======== Data ========

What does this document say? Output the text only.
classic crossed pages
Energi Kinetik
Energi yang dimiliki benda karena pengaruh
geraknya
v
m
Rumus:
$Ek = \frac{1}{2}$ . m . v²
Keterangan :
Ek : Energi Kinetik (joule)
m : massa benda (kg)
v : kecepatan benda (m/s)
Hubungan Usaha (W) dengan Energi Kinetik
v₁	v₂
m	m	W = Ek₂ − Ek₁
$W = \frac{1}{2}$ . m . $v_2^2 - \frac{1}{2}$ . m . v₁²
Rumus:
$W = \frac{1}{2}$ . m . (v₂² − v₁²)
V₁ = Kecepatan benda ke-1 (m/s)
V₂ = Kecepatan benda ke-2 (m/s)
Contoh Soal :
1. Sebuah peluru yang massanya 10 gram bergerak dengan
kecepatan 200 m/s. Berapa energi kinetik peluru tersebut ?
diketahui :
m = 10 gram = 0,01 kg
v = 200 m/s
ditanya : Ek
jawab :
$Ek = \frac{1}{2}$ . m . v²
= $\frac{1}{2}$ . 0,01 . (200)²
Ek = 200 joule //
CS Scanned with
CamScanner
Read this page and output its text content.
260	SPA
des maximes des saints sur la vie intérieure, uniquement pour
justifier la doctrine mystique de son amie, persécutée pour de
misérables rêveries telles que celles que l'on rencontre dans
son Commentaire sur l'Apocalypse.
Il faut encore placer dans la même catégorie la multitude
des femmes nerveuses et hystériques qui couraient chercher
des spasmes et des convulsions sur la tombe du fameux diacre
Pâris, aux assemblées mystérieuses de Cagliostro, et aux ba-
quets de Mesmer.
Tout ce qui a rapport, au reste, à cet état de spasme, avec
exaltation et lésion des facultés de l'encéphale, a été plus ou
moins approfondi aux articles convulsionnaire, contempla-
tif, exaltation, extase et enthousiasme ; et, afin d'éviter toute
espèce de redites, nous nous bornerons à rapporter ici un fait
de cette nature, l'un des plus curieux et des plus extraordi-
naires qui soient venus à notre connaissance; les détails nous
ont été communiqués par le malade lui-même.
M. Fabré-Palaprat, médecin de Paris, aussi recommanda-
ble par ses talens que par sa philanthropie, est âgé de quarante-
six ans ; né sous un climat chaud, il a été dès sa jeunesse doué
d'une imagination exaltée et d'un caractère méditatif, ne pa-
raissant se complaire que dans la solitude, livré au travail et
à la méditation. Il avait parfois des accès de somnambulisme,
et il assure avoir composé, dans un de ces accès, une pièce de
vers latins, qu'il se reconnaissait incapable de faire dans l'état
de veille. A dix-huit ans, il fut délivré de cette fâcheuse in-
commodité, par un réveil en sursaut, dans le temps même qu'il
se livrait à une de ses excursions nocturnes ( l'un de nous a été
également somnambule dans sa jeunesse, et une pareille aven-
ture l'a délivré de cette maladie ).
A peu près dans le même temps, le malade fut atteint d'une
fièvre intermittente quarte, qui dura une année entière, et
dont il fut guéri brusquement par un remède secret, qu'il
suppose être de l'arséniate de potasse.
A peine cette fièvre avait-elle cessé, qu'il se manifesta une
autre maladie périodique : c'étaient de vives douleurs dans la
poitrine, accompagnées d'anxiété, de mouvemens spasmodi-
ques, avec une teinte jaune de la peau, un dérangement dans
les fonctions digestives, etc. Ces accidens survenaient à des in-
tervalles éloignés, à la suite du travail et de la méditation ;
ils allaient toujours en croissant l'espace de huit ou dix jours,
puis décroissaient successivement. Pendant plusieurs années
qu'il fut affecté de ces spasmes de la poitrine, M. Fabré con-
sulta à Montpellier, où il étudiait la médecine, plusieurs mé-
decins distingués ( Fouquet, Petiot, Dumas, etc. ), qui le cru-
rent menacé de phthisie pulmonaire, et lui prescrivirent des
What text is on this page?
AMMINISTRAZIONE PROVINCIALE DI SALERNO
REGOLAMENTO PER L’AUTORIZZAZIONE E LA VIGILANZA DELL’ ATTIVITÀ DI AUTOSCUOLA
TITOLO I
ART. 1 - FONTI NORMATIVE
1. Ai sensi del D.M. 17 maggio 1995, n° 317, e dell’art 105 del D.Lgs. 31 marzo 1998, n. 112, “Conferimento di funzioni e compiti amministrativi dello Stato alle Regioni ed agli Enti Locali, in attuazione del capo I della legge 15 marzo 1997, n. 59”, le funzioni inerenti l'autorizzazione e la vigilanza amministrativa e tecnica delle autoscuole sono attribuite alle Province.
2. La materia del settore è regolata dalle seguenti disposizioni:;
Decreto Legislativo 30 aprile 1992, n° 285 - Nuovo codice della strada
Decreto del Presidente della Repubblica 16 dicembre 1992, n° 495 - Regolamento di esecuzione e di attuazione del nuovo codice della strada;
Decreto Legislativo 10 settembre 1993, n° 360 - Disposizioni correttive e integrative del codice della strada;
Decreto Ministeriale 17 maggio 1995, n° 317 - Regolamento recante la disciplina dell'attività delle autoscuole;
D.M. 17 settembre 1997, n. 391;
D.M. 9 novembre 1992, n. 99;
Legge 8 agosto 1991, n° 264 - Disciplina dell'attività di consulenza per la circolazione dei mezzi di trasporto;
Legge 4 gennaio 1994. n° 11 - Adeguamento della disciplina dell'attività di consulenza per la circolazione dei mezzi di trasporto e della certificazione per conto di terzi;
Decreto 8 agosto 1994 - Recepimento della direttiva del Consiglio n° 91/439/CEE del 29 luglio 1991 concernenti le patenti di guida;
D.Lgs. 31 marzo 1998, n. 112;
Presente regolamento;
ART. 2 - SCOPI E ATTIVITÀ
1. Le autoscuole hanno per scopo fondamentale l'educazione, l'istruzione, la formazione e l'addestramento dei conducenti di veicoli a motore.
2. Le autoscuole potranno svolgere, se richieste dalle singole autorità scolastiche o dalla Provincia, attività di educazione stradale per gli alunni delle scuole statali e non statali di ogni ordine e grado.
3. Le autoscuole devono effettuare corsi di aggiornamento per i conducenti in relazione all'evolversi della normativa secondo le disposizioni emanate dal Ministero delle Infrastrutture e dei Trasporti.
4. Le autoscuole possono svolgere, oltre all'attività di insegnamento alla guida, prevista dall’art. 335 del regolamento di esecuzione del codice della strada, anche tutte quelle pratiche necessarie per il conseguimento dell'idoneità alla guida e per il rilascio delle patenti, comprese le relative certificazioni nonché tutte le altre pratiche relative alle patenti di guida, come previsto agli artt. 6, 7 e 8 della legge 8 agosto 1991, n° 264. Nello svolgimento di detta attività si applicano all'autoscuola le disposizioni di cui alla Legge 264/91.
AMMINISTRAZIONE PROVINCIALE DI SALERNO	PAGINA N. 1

========

- [Required task]: Collect the lines that hold "temps".

- [Written response]:
commodité, par un réveil en sursaut, dans le temps même qu'il
A peu près dans le même temps, le malade fut atteint d'une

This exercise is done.